## REQUIREMENT
Leave out the pictures and copy each record below exactly.

-- Start INFORMATION SHOWN --

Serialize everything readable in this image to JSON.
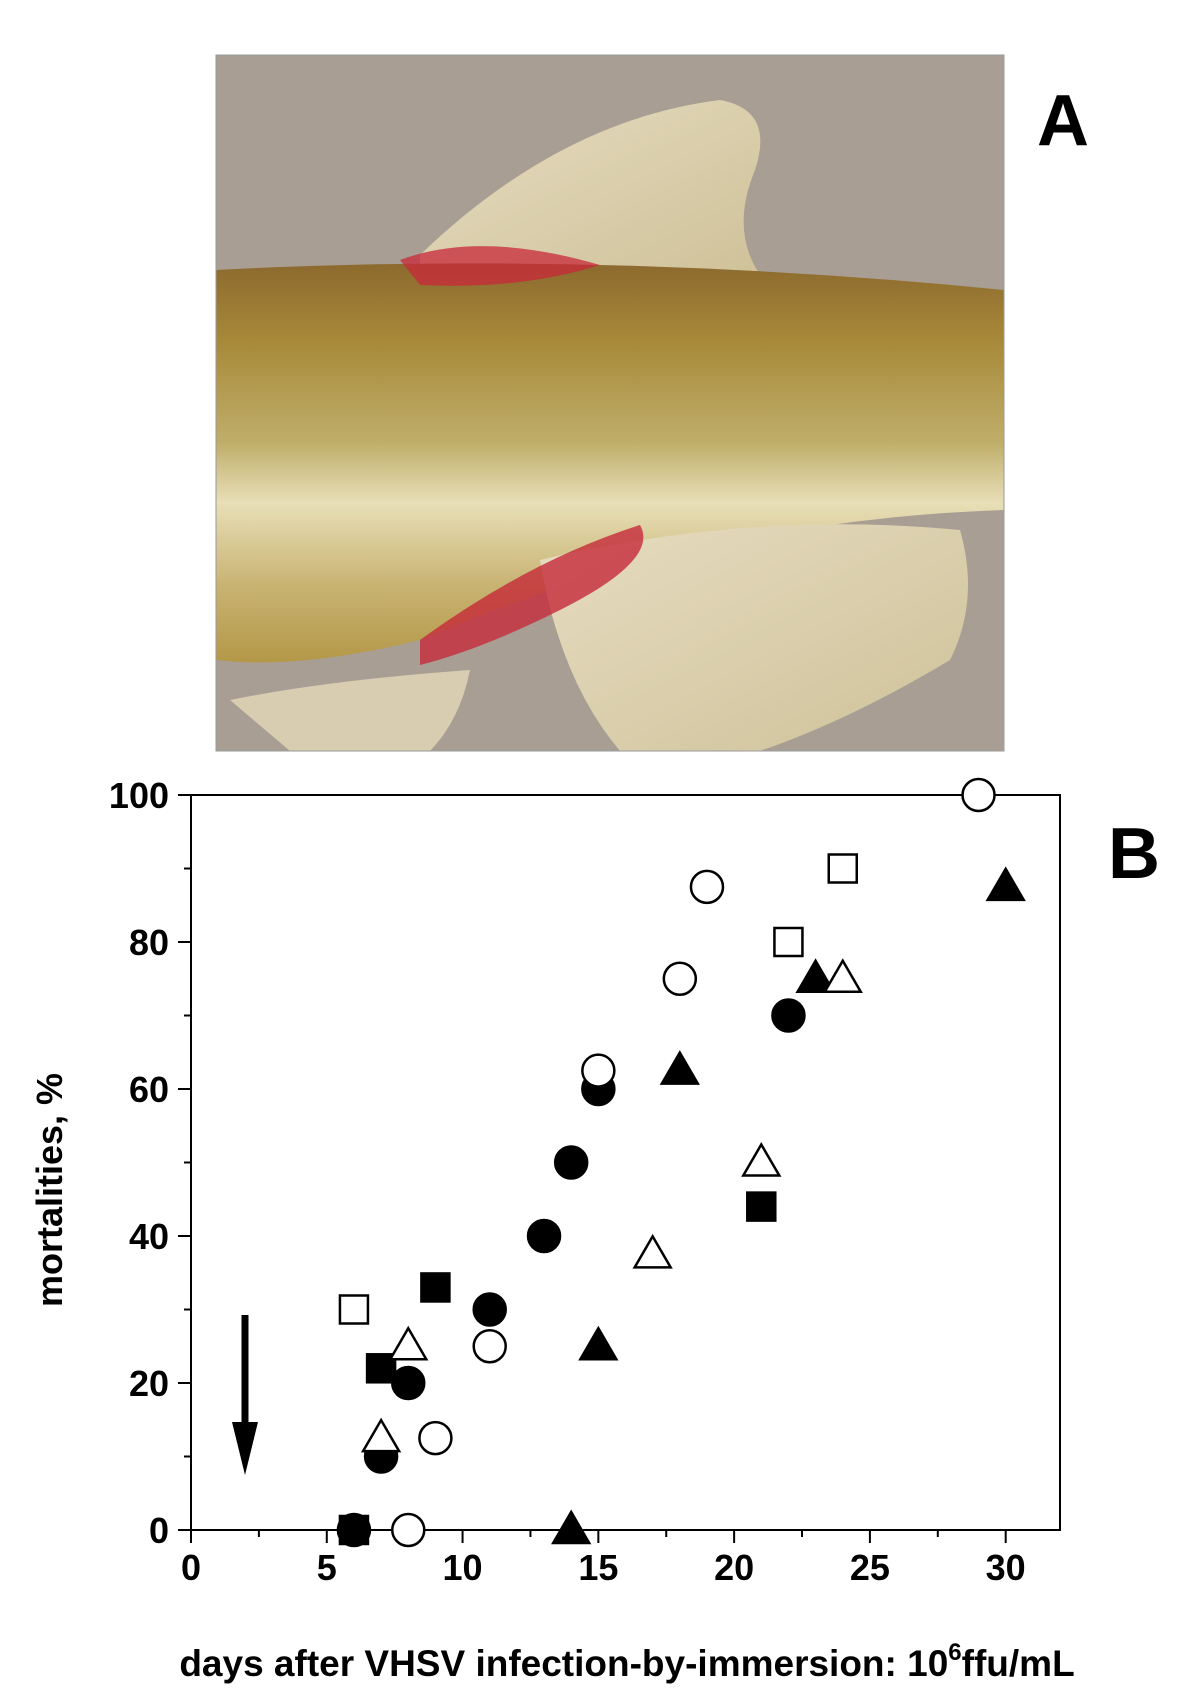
{
  "panel_a": {
    "label": "A"
  },
  "chart_data": {
    "type": "scatter",
    "panel_label": "B",
    "y_label": "mortalities, %",
    "x_label": [
      "days after VHSV infection-by-immersion: 10",
      "6",
      "ffu/mL"
    ],
    "xlim": [
      0,
      32
    ],
    "ylim": [
      0,
      100
    ],
    "xticks": [
      0,
      5,
      10,
      15,
      20,
      25,
      30
    ],
    "yticks": [
      0,
      20,
      40,
      60,
      80,
      100
    ],
    "xticks_minor": [
      2.5,
      7.5,
      12.5,
      17.5,
      22.5,
      27.5
    ],
    "yticks_minor": [
      10,
      30,
      50,
      70,
      90
    ],
    "series": [
      {
        "marker": "circle",
        "color": "#000000",
        "filled": true,
        "x": [
          6,
          7,
          8,
          11,
          13,
          14,
          15,
          22
        ],
        "values": [
          0,
          10,
          20,
          30,
          40,
          50,
          60,
          70
        ]
      },
      {
        "marker": "circle",
        "color": "#000000",
        "filled": false,
        "x": [
          8,
          9,
          11,
          15,
          18,
          19,
          29
        ],
        "values": [
          0,
          12.5,
          25,
          62.5,
          75,
          87.5,
          100
        ]
      },
      {
        "marker": "square",
        "color": "#000000",
        "filled": true,
        "x": [
          6,
          7,
          9,
          21
        ],
        "values": [
          0,
          22,
          33,
          44
        ]
      },
      {
        "marker": "square",
        "color": "#000000",
        "filled": false,
        "x": [
          6,
          22,
          24
        ],
        "values": [
          30,
          80,
          90
        ]
      },
      {
        "marker": "triangle",
        "color": "#000000",
        "filled": true,
        "x": [
          14,
          15,
          18,
          23,
          30
        ],
        "values": [
          0,
          25,
          62.5,
          75,
          87.5
        ]
      },
      {
        "marker": "triangle",
        "color": "#000000",
        "filled": false,
        "x": [
          7,
          8,
          17,
          21,
          24
        ],
        "values": [
          12.5,
          25,
          37.5,
          50,
          75
        ]
      }
    ]
  }
}
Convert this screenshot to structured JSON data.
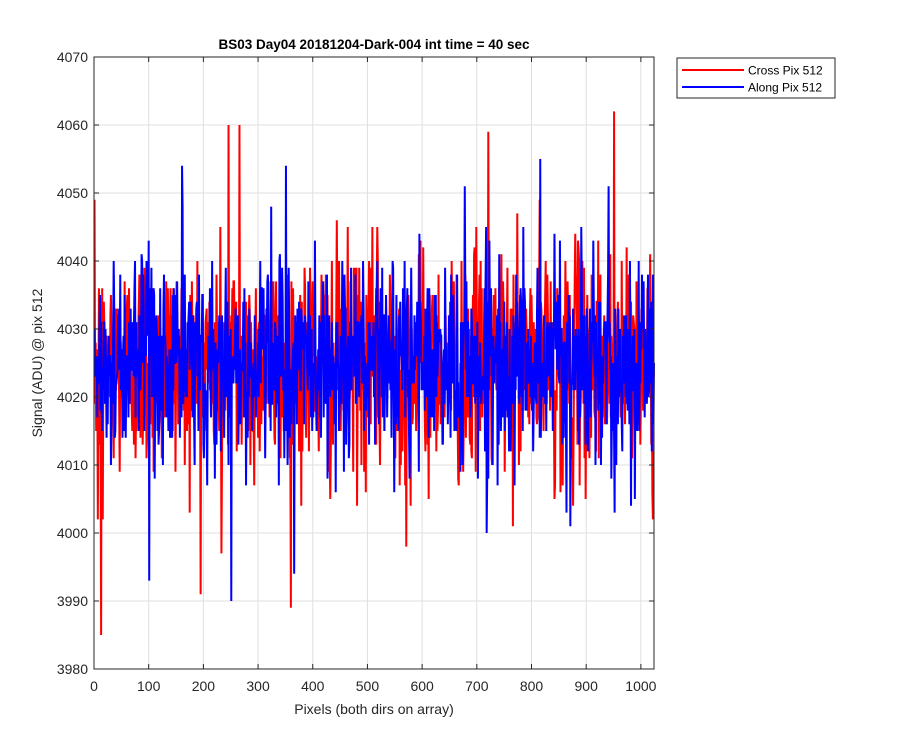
{
  "chart_data": {
    "type": "line",
    "title": "BS03 Day04 20181204-Dark-004 int time = 40 sec",
    "xlabel": "Pixels (both dirs on array)",
    "ylabel": "Signal (ADU) @ pix 512",
    "xlim": [
      0,
      1024
    ],
    "ylim": [
      3980,
      4070
    ],
    "xticks": [
      0,
      100,
      200,
      300,
      400,
      500,
      600,
      700,
      800,
      900,
      1000
    ],
    "yticks": [
      3980,
      3990,
      4000,
      4010,
      4020,
      4030,
      4040,
      4050,
      4060,
      4070
    ],
    "grid": true,
    "legend_location": "outside-top-right",
    "series": [
      {
        "name": "Cross Pix 512",
        "color": "#ff0000",
        "num_points": 1024,
        "mean": 4025,
        "std": 8.5,
        "noise": "random",
        "notable_points": [
          [
            6,
            4002
          ],
          [
            9,
            4013
          ],
          [
            12,
            3985
          ],
          [
            15,
            4002
          ],
          [
            20,
            4030
          ],
          [
            245,
            4060
          ],
          [
            265,
            4060
          ],
          [
            232,
            3997
          ],
          [
            570,
            3998
          ],
          [
            720,
            4059
          ],
          [
            950,
            4062
          ],
          [
            1020,
            4006
          ]
        ]
      },
      {
        "name": "Along Pix 512",
        "color": "#0000ff",
        "num_points": 1024,
        "mean": 4025,
        "std": 7.5,
        "noise": "random",
        "notable_points": [
          [
            100,
            3993
          ],
          [
            250,
            3990
          ],
          [
            365,
            3994
          ],
          [
            160,
            4054
          ],
          [
            350,
            4054
          ],
          [
            815,
            4055
          ],
          [
            870,
            4001
          ],
          [
            940,
            4051
          ]
        ]
      }
    ]
  }
}
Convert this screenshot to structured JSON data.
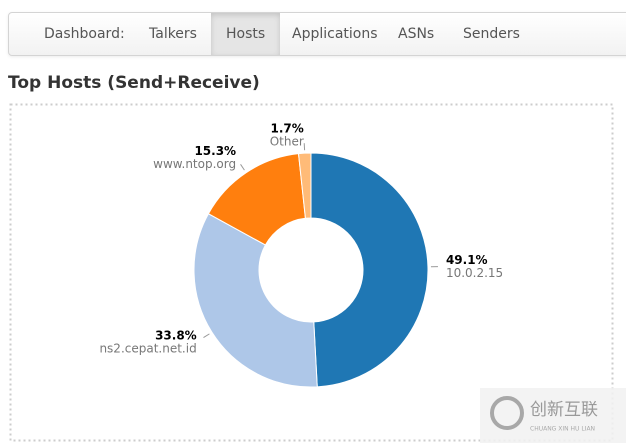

-- End INFORMATION SHOWN --

## SOLUTION TO THE PROBLEM
Serialize everything readable in this image to JSON.
{
  "panel_a": {
    "label": "A"
  },
  "chart_data": {
    "type": "scatter",
    "panel_label": "B",
    "y_label": "mortalities, %",
    "x_label": [
      "days after VHSV infection-by-immersion: 10",
      "6",
      "ffu/mL"
    ],
    "xlim": [
      0,
      32
    ],
    "ylim": [
      0,
      100
    ],
    "xticks": [
      0,
      5,
      10,
      15,
      20,
      25,
      30
    ],
    "yticks": [
      0,
      20,
      40,
      60,
      80,
      100
    ],
    "xticks_minor": [
      2.5,
      7.5,
      12.5,
      17.5,
      22.5,
      27.5
    ],
    "yticks_minor": [
      10,
      30,
      50,
      70,
      90
    ],
    "series": [
      {
        "marker": "circle",
        "color": "#000000",
        "filled": true,
        "x": [
          6,
          7,
          8,
          11,
          13,
          14,
          15,
          22
        ],
        "values": [
          0,
          10,
          20,
          30,
          40,
          50,
          60,
          70
        ]
      },
      {
        "marker": "circle",
        "color": "#000000",
        "filled": false,
        "x": [
          8,
          9,
          11,
          15,
          18,
          19,
          29
        ],
        "values": [
          0,
          12.5,
          25,
          62.5,
          75,
          87.5,
          100
        ]
      },
      {
        "marker": "square",
        "color": "#000000",
        "filled": true,
        "x": [
          6,
          7,
          9,
          21
        ],
        "values": [
          0,
          22,
          33,
          44
        ]
      },
      {
        "marker": "square",
        "color": "#000000",
        "filled": false,
        "x": [
          6,
          22,
          24
        ],
        "values": [
          30,
          80,
          90
        ]
      },
      {
        "marker": "triangle",
        "color": "#000000",
        "filled": true,
        "x": [
          14,
          15,
          18,
          23,
          30
        ],
        "values": [
          0,
          25,
          62.5,
          75,
          87.5
        ]
      },
      {
        "marker": "triangle",
        "color": "#000000",
        "filled": false,
        "x": [
          7,
          8,
          17,
          21,
          24
        ],
        "values": [
          12.5,
          25,
          37.5,
          50,
          75
        ]
      }
    ]
  }
}
Convert this screenshot to structured JSON data.
{
  "chart_data": {
    "type": "line",
    "title": "BS03 Day04 20181204-Dark-004 int time = 40 sec",
    "xlabel": "Pixels (both dirs on array)",
    "ylabel": "Signal (ADU) @ pix 512",
    "xlim": [
      0,
      1024
    ],
    "ylim": [
      3980,
      4070
    ],
    "xticks": [
      0,
      100,
      200,
      300,
      400,
      500,
      600,
      700,
      800,
      900,
      1000
    ],
    "yticks": [
      3980,
      3990,
      4000,
      4010,
      4020,
      4030,
      4040,
      4050,
      4060,
      4070
    ],
    "grid": true,
    "legend_location": "outside-top-right",
    "series": [
      {
        "name": "Cross Pix 512",
        "color": "#ff0000",
        "num_points": 1024,
        "mean": 4025,
        "std": 8.5,
        "noise": "random",
        "notable_points": [
          [
            6,
            4002
          ],
          [
            9,
            4013
          ],
          [
            12,
            3985
          ],
          [
            15,
            4002
          ],
          [
            20,
            4030
          ],
          [
            245,
            4060
          ],
          [
            265,
            4060
          ],
          [
            232,
            3997
          ],
          [
            570,
            3998
          ],
          [
            720,
            4059
          ],
          [
            950,
            4062
          ],
          [
            1020,
            4006
          ]
        ]
      },
      {
        "name": "Along Pix 512",
        "color": "#0000ff",
        "num_points": 1024,
        "mean": 4025,
        "std": 7.5,
        "noise": "random",
        "notable_points": [
          [
            100,
            3993
          ],
          [
            250,
            3990
          ],
          [
            365,
            3994
          ],
          [
            160,
            4054
          ],
          [
            350,
            4054
          ],
          [
            815,
            4055
          ],
          [
            870,
            4001
          ],
          [
            940,
            4051
          ]
        ]
      }
    ]
  }
}
Convert this screenshot to structured JSON data.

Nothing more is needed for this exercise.